• _Your goal_
Copy each line in the data that includes the word "color".

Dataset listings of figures
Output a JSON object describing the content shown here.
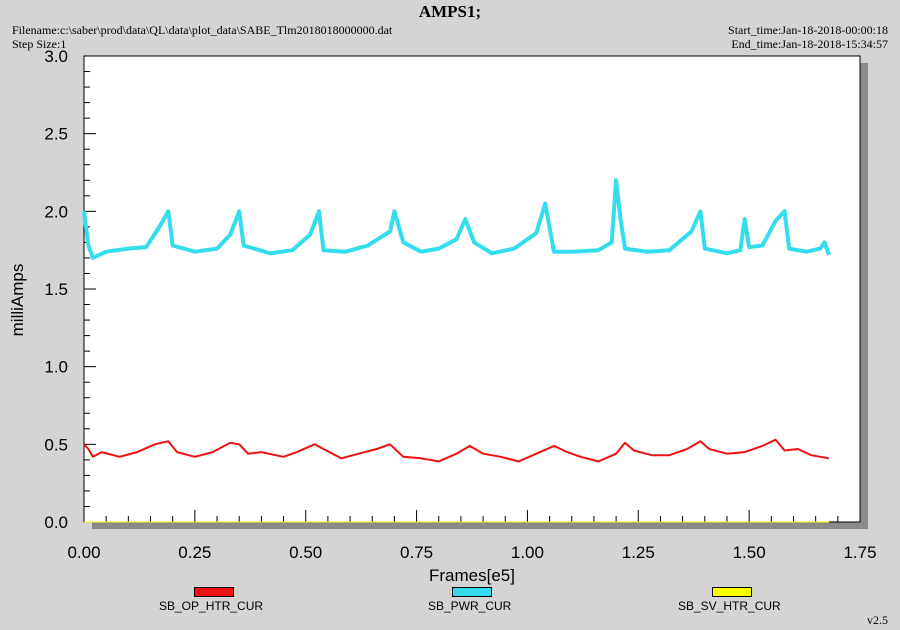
{
  "header": {
    "title": "AMPS1;",
    "filename": "Filename:c:\\saber\\prod\\data\\QL\\data\\plot_data\\SABE_Tlm2018018000000.dat",
    "step_size": "Step Size:1",
    "start_time": "Start_time:Jan-18-2018-00:00:18",
    "end_time": "End_time:Jan-18-2018-15:34:57"
  },
  "version": "v2.5",
  "chart_data": {
    "type": "line",
    "xlabel": "Frames[e5]",
    "ylabel": "milliAmps",
    "xlim": [
      0.0,
      1.75
    ],
    "ylim": [
      0.0,
      3.0
    ],
    "xticks": [
      "0.00",
      "0.25",
      "0.50",
      "0.75",
      "1.00",
      "1.25",
      "1.50",
      "1.75"
    ],
    "yticks": [
      "0.0",
      "0.5",
      "1.0",
      "1.5",
      "2.0",
      "2.5",
      "3.0"
    ],
    "legend_position": "bottom",
    "series": [
      {
        "name": "SB_OP_HTR_CUR",
        "color": "#ee1111",
        "x": [
          0.0,
          0.01,
          0.02,
          0.04,
          0.08,
          0.12,
          0.16,
          0.19,
          0.21,
          0.25,
          0.29,
          0.33,
          0.35,
          0.37,
          0.4,
          0.45,
          0.48,
          0.52,
          0.54,
          0.58,
          0.62,
          0.66,
          0.69,
          0.72,
          0.76,
          0.8,
          0.84,
          0.87,
          0.9,
          0.94,
          0.98,
          1.02,
          1.06,
          1.09,
          1.12,
          1.16,
          1.2,
          1.22,
          1.24,
          1.28,
          1.32,
          1.36,
          1.39,
          1.41,
          1.45,
          1.49,
          1.53,
          1.56,
          1.58,
          1.61,
          1.64,
          1.68
        ],
        "y": [
          0.5,
          0.47,
          0.42,
          0.45,
          0.42,
          0.45,
          0.5,
          0.52,
          0.45,
          0.42,
          0.45,
          0.51,
          0.5,
          0.44,
          0.45,
          0.42,
          0.45,
          0.5,
          0.47,
          0.41,
          0.44,
          0.47,
          0.5,
          0.42,
          0.41,
          0.39,
          0.44,
          0.49,
          0.44,
          0.42,
          0.39,
          0.44,
          0.49,
          0.45,
          0.42,
          0.39,
          0.44,
          0.51,
          0.46,
          0.43,
          0.43,
          0.47,
          0.52,
          0.47,
          0.44,
          0.45,
          0.49,
          0.53,
          0.46,
          0.47,
          0.43,
          0.41
        ]
      },
      {
        "name": "SB_PWR_CUR",
        "color": "#33ddee",
        "x": [
          0.0,
          0.01,
          0.02,
          0.05,
          0.1,
          0.14,
          0.17,
          0.19,
          0.2,
          0.25,
          0.3,
          0.33,
          0.35,
          0.36,
          0.42,
          0.47,
          0.51,
          0.53,
          0.54,
          0.59,
          0.64,
          0.69,
          0.7,
          0.72,
          0.76,
          0.8,
          0.84,
          0.86,
          0.88,
          0.92,
          0.97,
          1.02,
          1.04,
          1.06,
          1.1,
          1.16,
          1.19,
          1.2,
          1.21,
          1.22,
          1.27,
          1.32,
          1.37,
          1.39,
          1.4,
          1.45,
          1.48,
          1.49,
          1.5,
          1.53,
          1.56,
          1.58,
          1.59,
          1.63,
          1.66,
          1.67,
          1.68
        ],
        "y": [
          2.0,
          1.78,
          1.7,
          1.74,
          1.76,
          1.77,
          1.9,
          2.0,
          1.78,
          1.74,
          1.76,
          1.85,
          2.0,
          1.78,
          1.73,
          1.75,
          1.85,
          2.0,
          1.75,
          1.74,
          1.78,
          1.87,
          2.0,
          1.8,
          1.74,
          1.76,
          1.82,
          1.95,
          1.8,
          1.73,
          1.76,
          1.86,
          2.05,
          1.74,
          1.74,
          1.75,
          1.8,
          2.2,
          1.95,
          1.76,
          1.74,
          1.75,
          1.87,
          2.0,
          1.76,
          1.73,
          1.75,
          1.95,
          1.77,
          1.78,
          1.94,
          2.0,
          1.76,
          1.74,
          1.76,
          1.8,
          1.72
        ]
      },
      {
        "name": "SB_SV_HTR_CUR",
        "color": "#ffff00",
        "x": [
          0.0,
          1.68
        ],
        "y": [
          0.0,
          0.0
        ]
      }
    ]
  }
}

• _The completed task_
        "color": "#ee1111",
        "color": "#33ddee",
        "color": "#ffff00",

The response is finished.